[Layout dataset entries]
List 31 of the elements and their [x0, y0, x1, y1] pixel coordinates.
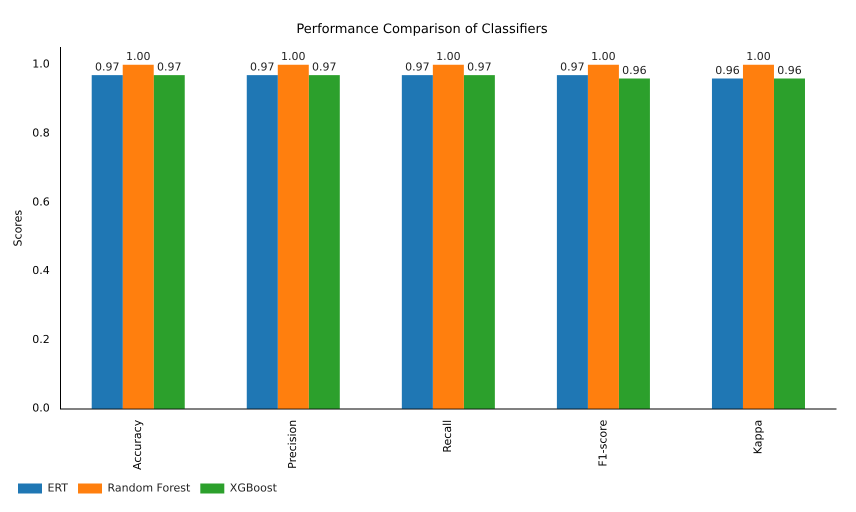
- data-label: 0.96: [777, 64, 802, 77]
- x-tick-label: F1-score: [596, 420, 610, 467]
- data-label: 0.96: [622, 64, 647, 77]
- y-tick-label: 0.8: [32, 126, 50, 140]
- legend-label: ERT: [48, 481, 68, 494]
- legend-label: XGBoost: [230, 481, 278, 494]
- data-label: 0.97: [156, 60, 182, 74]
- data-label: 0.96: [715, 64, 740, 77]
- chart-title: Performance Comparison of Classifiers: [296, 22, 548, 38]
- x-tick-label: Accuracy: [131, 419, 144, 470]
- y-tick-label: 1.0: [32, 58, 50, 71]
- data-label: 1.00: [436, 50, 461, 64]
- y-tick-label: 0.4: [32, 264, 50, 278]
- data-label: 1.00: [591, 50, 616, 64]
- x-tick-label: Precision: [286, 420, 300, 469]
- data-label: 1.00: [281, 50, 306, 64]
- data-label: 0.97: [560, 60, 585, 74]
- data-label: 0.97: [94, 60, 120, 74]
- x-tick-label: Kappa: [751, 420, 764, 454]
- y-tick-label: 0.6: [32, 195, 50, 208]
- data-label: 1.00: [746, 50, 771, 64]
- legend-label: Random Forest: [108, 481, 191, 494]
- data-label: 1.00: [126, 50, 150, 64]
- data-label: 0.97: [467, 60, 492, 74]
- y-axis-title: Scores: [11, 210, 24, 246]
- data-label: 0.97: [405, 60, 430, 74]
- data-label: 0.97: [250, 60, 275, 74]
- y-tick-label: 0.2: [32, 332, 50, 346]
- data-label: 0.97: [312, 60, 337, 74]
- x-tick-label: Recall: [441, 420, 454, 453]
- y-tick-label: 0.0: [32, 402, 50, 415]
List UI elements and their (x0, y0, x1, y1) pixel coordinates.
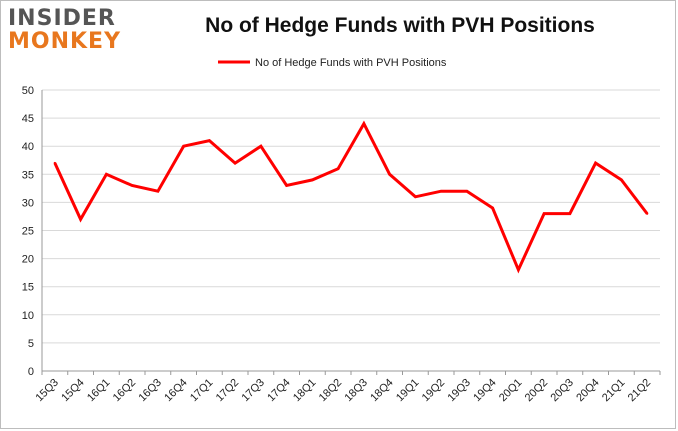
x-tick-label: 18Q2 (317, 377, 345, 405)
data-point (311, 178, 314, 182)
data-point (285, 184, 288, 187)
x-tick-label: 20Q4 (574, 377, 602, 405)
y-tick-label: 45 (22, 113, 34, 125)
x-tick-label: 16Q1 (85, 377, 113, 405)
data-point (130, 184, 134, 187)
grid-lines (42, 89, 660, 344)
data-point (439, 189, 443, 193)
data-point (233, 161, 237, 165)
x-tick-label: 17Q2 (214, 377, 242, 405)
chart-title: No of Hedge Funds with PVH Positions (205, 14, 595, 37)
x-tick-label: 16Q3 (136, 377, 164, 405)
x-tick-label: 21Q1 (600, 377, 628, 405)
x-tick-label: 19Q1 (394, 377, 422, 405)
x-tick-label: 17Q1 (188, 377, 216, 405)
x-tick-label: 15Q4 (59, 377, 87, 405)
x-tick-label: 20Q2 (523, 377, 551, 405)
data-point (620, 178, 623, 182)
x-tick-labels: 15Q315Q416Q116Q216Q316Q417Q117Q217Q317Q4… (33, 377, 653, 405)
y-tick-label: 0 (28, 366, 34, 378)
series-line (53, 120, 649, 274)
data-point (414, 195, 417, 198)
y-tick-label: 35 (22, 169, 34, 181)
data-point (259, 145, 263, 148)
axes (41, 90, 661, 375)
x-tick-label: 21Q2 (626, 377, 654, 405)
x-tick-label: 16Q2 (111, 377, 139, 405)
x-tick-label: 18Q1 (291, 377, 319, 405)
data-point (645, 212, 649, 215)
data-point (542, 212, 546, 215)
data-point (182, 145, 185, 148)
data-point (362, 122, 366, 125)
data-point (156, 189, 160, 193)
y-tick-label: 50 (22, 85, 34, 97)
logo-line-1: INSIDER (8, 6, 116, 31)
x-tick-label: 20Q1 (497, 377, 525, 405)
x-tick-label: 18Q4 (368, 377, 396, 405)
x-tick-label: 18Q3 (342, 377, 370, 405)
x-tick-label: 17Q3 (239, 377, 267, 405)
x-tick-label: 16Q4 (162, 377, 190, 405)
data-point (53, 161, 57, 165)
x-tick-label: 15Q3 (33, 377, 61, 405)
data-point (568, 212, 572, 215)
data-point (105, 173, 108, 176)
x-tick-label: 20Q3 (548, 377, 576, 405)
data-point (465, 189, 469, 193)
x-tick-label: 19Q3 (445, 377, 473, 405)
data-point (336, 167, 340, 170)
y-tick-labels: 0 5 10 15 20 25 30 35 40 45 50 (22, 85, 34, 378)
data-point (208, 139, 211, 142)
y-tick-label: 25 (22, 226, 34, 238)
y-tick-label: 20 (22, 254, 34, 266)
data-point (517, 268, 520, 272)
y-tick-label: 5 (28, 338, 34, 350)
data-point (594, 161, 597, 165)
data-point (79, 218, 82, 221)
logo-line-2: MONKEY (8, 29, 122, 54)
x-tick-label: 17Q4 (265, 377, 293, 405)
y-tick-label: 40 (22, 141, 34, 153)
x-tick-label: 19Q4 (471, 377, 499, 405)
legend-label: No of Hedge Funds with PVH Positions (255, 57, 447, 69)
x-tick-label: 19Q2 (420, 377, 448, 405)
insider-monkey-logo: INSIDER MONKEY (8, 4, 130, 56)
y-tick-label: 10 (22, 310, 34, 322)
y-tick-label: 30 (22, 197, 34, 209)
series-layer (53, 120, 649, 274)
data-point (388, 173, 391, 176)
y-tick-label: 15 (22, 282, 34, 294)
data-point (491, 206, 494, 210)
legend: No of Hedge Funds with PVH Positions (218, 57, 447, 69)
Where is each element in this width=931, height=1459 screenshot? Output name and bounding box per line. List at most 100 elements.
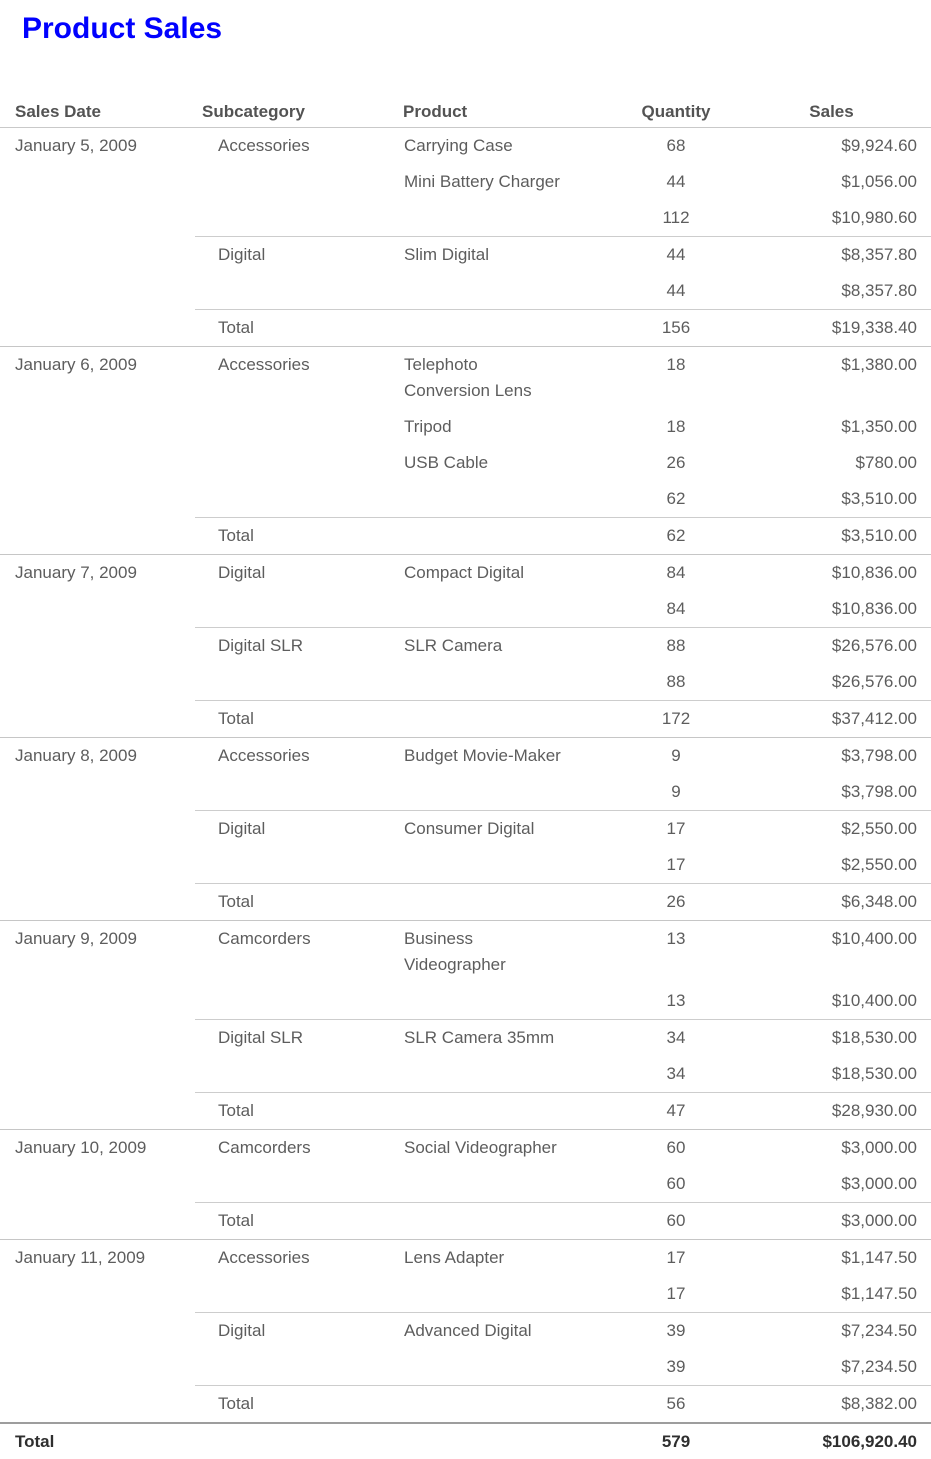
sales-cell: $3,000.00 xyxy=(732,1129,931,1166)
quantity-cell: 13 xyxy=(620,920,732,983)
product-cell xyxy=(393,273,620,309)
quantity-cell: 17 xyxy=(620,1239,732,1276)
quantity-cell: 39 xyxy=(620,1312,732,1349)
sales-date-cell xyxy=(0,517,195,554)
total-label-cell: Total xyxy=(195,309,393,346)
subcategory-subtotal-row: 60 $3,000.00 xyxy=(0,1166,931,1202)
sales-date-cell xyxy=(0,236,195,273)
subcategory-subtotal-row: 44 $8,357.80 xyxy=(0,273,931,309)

> [Exercise objective] Print the lines of the material unchanged, starting with the line that contains "sales-cell: $3,000.00 xyxy=(732,1129,931,1166)" and continuing through the last line of the material.

> [Expected output]
sales-cell: $3,000.00 xyxy=(732,1129,931,1166)
quantity-cell: 13 xyxy=(620,920,732,983)
product-cell xyxy=(393,273,620,309)
quantity-cell: 17 xyxy=(620,1239,732,1276)
quantity-cell: 39 xyxy=(620,1312,732,1349)
sales-date-cell xyxy=(0,517,195,554)
total-label-cell: Total xyxy=(195,309,393,346)
subcategory-subtotal-row: 60 $3,000.00 xyxy=(0,1166,931,1202)
sales-date-cell xyxy=(0,236,195,273)
subcategory-subtotal-row: 44 $8,357.80 xyxy=(0,273,931,309)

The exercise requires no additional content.